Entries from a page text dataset
============================================================

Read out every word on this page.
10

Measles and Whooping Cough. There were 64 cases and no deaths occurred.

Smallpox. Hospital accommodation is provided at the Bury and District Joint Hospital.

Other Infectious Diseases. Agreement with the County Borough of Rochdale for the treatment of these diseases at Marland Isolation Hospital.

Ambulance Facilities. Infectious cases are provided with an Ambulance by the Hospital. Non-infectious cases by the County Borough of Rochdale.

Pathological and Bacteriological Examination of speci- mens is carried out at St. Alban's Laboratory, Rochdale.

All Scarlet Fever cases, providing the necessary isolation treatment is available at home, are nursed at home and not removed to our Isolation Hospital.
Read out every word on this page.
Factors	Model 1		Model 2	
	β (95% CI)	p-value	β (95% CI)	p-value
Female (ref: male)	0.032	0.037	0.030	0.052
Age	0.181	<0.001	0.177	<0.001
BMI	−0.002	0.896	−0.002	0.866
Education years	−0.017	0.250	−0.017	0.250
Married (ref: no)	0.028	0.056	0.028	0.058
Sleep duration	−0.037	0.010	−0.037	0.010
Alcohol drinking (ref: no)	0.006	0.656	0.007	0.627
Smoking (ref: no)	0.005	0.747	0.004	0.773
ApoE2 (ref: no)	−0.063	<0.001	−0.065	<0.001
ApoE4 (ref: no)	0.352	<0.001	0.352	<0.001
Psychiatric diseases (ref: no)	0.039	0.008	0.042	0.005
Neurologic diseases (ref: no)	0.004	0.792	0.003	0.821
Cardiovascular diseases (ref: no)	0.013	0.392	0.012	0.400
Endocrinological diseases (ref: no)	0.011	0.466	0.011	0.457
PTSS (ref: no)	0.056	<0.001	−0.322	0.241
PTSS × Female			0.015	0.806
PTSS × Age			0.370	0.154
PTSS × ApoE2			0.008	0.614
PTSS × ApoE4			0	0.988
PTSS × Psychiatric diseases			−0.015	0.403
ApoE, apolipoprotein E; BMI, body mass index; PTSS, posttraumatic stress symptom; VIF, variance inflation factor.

============================================================

**Your objective:** Every single line of the data above must be set down again exactly.

**Result below:**
Read out every word on this page.
10

Measles and Whooping Cough. There were 64 cases and no deaths occurred.

Smallpox. Hospital accommodation is provided at the Bury and District Joint Hospital.

Other Infectious Diseases. Agreement with the County Borough of Rochdale for the treatment of these diseases at Marland Isolation Hospital.

Ambulance Facilities. Infectious cases are provided with an Ambulance by the Hospital. Non-infectious cases by the County Borough of Rochdale.

Pathological and Bacteriological Examination of speci- mens is carried out at St. Alban's Laboratory, Rochdale.

All Scarlet Fever cases, providing the necessary isolation treatment is available at home, are nursed at home and not removed to our Isolation Hospital.
Read out every word on this page.
Factors	Model 1		Model 2	
	β (95% CI)	p-value	β (95% CI)	p-value
Female (ref: male)	0.032	0.037	0.030	0.052
Age	0.181	<0.001	0.177	<0.001
BMI	−0.002	0.896	−0.002	0.866
Education years	−0.017	0.250	−0.017	0.250
Married (ref: no)	0.028	0.056	0.028	0.058
Sleep duration	−0.037	0.010	−0.037	0.010
Alcohol drinking (ref: no)	0.006	0.656	0.007	0.627
Smoking (ref: no)	0.005	0.747	0.004	0.773
ApoE2 (ref: no)	−0.063	<0.001	−0.065	<0.001
ApoE4 (ref: no)	0.352	<0.001	0.352	<0.001
Psychiatric diseases (ref: no)	0.039	0.008	0.042	0.005
Neurologic diseases (ref: no)	0.004	0.792	0.003	0.821
Cardiovascular diseases (ref: no)	0.013	0.392	0.012	0.400
Endocrinological diseases (ref: no)	0.011	0.466	0.011	0.457
PTSS (ref: no)	0.056	<0.001	−0.322	0.241
PTSS × Female			0.015	0.806
PTSS × Age			0.370	0.154
PTSS × ApoE2			0.008	0.614
PTSS × ApoE4			0	0.988
PTSS × Psychiatric diseases			−0.015	0.403
ApoE, apolipoprotein E; BMI, body mass index; PTSS, posttraumatic stress symptom; VIF, variance inflation factor.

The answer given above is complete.